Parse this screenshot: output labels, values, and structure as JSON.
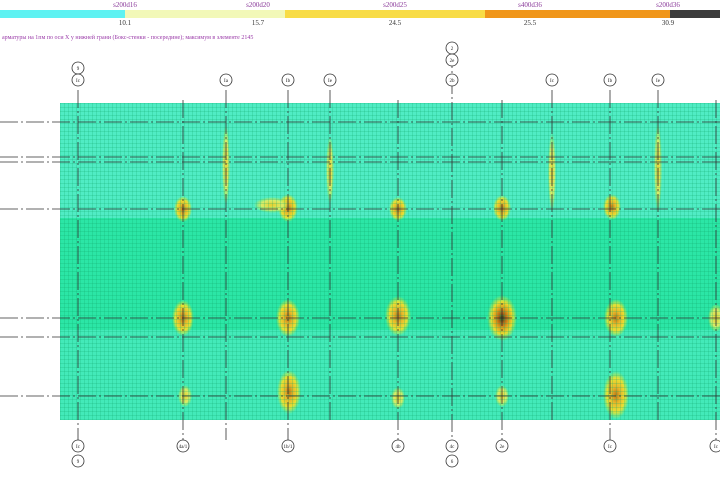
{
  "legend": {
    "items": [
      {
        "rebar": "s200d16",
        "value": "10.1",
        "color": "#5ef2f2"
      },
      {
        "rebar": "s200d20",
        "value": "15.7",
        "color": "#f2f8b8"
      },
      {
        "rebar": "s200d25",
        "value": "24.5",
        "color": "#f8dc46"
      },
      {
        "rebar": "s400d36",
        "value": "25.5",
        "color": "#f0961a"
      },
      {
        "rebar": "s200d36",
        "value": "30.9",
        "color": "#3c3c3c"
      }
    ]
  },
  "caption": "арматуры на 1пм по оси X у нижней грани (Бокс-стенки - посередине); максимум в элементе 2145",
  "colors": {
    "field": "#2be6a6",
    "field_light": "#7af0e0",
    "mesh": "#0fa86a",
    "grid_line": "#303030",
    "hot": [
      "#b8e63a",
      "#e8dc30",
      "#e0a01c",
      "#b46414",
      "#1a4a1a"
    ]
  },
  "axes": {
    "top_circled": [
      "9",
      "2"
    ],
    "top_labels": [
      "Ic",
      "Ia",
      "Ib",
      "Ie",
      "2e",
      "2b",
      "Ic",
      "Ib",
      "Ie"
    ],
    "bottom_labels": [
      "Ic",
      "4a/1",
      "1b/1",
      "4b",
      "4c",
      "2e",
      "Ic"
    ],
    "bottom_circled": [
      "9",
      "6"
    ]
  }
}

* * * * * * *

WHAT THE TASK REQUIRES
Copy out each line of the data where the string "rebar" appears.

FINISHED EXERCISE
        "rebar": "s200d16",
        "rebar": "s200d20",
        "rebar": "s200d25",
        "rebar": "s400d36",
        "rebar": "s200d36",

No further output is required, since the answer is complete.